JOB: Determine the number of lines in the data that include the word "following", and write only that number.

-- Start --

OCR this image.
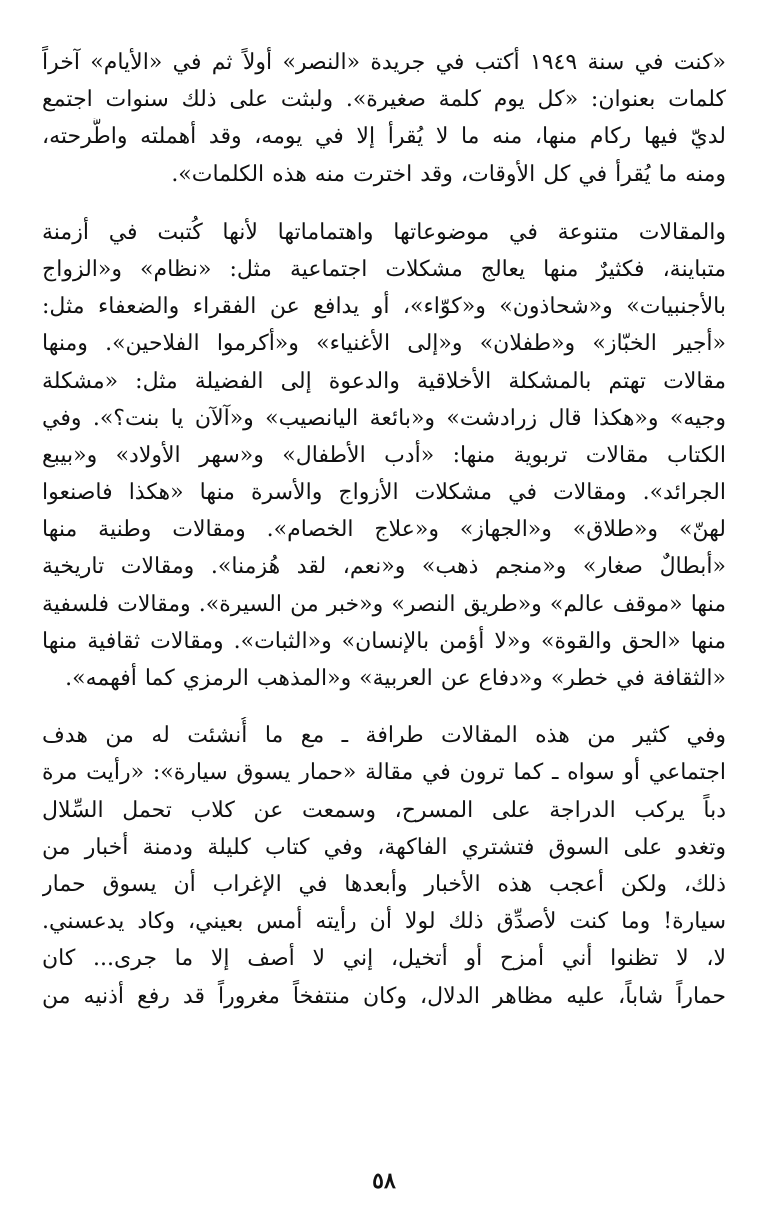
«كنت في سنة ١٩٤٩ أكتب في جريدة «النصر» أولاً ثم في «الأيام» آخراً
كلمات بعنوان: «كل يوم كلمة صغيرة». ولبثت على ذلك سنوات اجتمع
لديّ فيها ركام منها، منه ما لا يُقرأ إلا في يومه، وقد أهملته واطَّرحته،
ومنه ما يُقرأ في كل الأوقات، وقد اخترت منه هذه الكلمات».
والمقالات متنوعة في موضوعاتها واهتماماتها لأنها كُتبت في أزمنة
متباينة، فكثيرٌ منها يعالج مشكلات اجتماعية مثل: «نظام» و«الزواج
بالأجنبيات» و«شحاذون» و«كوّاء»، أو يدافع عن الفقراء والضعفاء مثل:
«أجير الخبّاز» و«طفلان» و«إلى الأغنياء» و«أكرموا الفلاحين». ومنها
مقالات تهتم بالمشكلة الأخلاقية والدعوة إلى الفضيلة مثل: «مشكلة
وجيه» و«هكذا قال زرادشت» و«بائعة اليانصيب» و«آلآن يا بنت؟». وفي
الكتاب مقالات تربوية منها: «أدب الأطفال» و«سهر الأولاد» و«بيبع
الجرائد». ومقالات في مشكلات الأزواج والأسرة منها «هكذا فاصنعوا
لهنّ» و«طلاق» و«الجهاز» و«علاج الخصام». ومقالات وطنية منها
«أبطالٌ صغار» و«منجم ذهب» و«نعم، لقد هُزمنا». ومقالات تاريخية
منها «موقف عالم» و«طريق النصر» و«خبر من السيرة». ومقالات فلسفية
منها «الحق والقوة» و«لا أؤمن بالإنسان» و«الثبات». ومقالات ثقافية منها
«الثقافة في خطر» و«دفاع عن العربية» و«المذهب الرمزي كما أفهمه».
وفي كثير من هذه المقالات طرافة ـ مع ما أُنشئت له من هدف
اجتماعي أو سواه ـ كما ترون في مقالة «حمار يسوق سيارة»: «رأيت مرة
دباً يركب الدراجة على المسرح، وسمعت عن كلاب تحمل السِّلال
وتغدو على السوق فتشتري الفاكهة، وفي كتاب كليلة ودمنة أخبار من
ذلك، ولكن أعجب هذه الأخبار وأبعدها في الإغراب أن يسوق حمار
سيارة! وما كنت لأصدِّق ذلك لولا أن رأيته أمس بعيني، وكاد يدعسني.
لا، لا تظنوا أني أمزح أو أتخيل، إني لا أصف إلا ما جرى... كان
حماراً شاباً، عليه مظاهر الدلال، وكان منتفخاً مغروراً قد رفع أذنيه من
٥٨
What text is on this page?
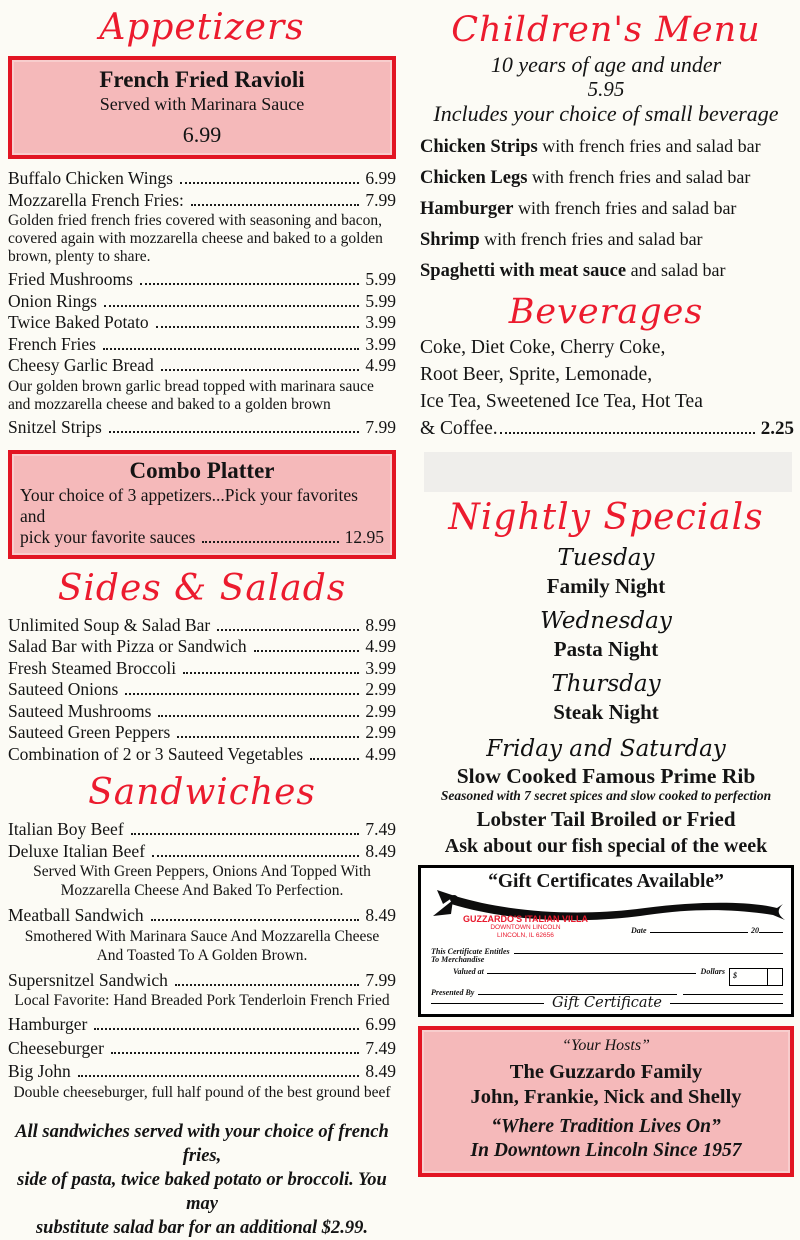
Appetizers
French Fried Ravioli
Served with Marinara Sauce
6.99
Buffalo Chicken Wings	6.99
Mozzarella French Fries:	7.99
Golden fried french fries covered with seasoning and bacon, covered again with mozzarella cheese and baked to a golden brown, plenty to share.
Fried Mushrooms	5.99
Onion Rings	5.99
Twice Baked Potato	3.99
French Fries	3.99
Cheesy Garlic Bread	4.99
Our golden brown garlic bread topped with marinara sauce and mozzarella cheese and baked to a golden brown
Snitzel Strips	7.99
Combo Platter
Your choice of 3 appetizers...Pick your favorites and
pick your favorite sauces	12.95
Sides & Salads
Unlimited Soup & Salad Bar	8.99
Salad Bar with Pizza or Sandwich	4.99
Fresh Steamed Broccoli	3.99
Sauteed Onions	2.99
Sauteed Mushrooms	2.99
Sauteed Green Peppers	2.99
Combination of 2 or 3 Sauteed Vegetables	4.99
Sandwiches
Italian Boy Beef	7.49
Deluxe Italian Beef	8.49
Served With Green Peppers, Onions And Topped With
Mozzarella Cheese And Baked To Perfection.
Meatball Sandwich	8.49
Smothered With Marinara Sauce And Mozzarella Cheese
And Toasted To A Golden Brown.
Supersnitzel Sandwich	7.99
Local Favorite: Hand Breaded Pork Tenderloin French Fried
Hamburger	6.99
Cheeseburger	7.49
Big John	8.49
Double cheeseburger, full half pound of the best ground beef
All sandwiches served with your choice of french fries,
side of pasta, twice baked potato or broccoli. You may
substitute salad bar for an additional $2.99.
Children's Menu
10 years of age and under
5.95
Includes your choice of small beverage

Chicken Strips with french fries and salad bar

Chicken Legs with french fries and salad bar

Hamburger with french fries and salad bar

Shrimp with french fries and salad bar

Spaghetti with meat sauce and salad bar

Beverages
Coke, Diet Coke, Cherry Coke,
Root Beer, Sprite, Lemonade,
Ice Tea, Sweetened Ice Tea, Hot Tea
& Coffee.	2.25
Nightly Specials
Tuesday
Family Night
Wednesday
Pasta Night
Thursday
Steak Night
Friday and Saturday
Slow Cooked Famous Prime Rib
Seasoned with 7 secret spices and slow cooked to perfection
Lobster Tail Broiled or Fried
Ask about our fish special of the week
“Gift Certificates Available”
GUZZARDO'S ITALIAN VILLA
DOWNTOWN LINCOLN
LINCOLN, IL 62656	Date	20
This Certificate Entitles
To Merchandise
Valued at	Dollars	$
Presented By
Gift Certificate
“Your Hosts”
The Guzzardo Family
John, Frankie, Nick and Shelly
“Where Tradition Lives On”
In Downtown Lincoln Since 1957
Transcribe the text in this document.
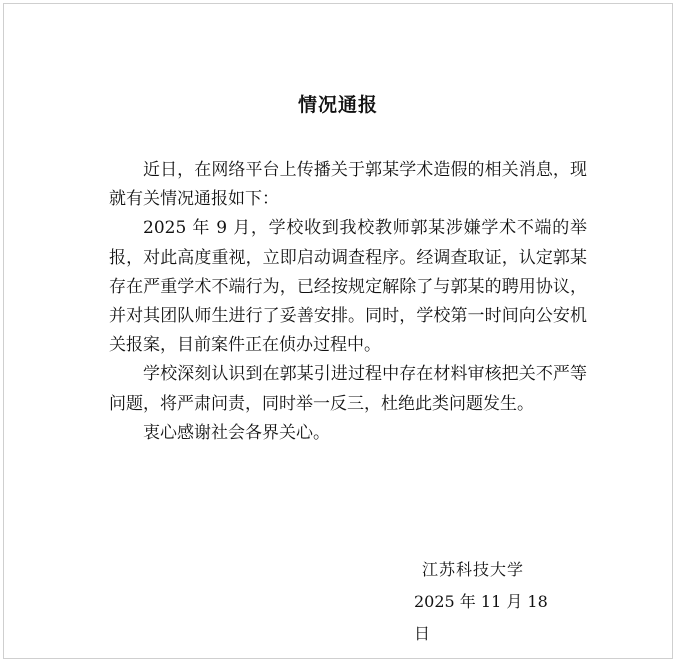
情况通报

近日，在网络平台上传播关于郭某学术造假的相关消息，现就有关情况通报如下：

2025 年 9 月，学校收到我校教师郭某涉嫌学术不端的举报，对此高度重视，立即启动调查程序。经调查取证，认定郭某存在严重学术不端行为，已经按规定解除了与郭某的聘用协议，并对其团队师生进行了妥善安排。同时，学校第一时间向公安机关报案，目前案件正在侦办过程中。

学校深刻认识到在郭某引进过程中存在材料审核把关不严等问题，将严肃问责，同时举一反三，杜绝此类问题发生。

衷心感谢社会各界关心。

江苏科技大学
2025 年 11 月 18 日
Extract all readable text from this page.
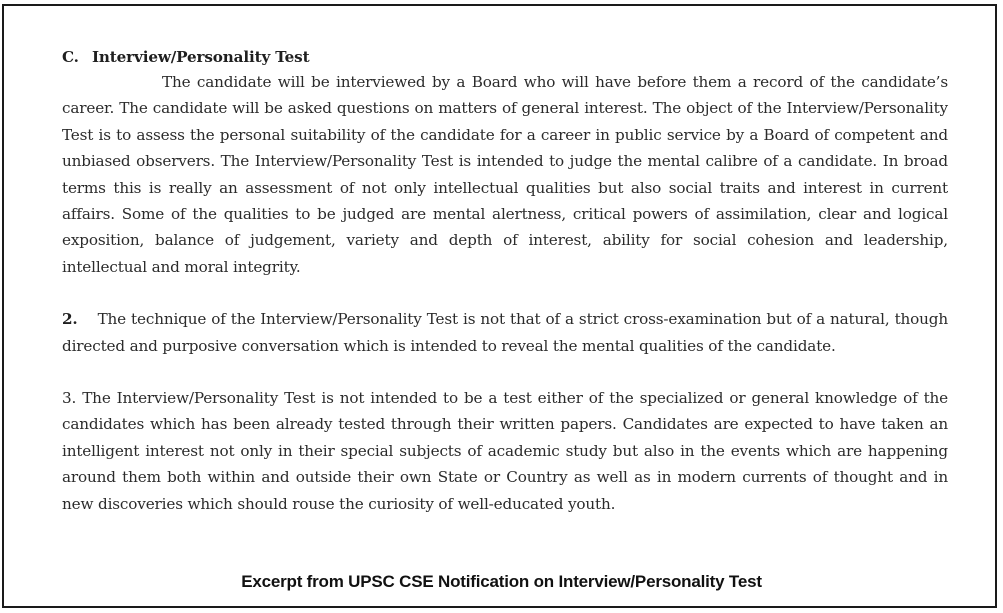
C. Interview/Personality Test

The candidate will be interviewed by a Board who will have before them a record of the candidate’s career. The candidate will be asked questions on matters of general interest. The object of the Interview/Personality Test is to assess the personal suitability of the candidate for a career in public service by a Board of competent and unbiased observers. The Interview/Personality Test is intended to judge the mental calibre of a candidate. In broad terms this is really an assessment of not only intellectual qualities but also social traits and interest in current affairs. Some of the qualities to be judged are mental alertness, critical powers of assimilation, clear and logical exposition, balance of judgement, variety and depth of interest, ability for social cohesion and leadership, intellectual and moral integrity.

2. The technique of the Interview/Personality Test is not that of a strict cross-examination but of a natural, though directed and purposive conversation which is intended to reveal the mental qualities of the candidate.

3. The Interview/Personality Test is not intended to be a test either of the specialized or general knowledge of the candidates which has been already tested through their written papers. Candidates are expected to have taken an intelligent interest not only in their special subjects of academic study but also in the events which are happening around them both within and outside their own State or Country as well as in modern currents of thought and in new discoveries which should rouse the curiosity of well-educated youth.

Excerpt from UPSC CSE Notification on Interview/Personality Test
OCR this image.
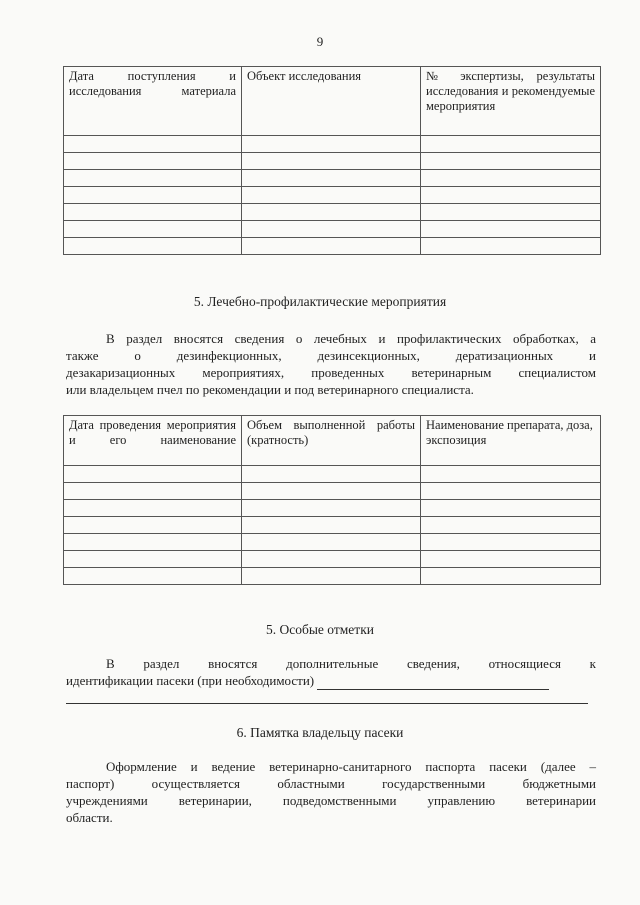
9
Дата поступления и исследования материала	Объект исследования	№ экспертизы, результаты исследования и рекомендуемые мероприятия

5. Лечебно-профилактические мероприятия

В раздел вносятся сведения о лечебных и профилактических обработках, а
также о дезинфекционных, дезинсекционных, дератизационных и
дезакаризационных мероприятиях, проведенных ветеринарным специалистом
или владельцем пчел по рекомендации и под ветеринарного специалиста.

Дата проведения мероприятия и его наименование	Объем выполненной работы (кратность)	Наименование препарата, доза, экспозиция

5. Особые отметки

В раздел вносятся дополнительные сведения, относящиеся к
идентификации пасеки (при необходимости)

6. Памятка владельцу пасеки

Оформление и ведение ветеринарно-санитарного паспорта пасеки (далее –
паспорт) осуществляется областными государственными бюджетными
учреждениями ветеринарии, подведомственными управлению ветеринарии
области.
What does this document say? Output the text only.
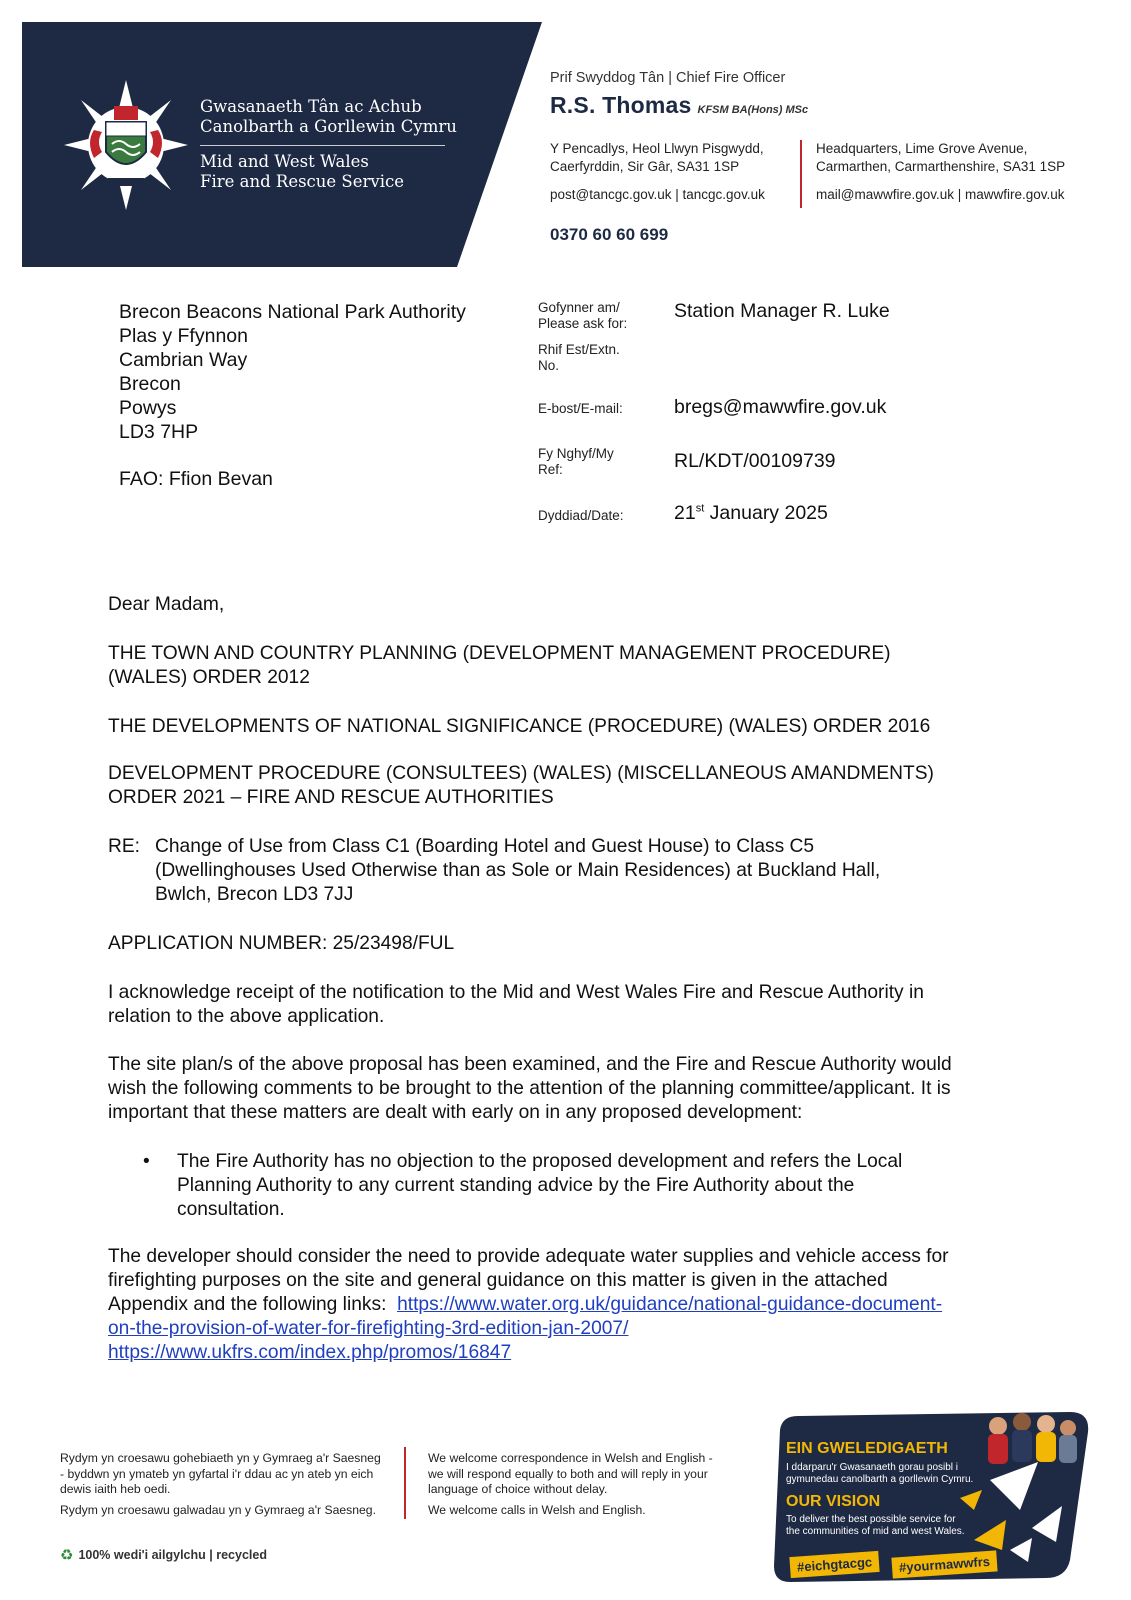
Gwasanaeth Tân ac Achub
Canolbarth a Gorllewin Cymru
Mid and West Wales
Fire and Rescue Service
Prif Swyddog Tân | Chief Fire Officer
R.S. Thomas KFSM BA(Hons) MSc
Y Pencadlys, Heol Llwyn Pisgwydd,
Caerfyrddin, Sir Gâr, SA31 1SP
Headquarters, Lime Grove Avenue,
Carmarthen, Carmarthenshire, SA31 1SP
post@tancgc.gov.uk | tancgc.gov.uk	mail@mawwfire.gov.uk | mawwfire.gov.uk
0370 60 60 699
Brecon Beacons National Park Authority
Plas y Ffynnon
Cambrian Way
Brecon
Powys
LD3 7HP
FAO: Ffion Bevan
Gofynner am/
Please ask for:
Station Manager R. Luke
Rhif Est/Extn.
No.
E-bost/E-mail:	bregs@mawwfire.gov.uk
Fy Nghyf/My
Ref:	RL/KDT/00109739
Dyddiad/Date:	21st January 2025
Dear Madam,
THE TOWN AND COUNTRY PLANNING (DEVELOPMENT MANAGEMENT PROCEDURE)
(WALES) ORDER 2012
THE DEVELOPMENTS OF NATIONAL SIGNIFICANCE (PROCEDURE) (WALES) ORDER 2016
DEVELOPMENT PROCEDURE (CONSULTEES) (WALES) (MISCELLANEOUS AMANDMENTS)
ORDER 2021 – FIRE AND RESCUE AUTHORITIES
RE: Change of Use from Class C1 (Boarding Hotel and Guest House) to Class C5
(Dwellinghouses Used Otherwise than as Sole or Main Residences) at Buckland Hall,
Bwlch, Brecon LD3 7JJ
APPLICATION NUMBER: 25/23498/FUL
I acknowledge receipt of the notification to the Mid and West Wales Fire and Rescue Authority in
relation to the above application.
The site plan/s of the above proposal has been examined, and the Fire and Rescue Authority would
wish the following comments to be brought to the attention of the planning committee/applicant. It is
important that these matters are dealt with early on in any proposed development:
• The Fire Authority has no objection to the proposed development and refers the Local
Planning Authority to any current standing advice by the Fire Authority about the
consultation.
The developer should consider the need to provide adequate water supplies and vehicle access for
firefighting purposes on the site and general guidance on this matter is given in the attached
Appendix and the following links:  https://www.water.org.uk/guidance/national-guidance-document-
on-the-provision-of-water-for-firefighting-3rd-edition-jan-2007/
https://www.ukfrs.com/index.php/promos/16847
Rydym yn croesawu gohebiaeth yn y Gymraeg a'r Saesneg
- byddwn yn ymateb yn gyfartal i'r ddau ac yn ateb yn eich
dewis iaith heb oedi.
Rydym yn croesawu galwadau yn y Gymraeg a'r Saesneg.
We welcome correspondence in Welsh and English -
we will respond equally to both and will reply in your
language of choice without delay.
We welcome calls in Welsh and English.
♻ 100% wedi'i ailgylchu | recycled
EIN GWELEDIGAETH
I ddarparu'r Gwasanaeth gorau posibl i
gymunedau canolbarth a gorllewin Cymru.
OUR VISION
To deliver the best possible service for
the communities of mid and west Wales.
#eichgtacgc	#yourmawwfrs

-- End --

WORKED ANSWER: 2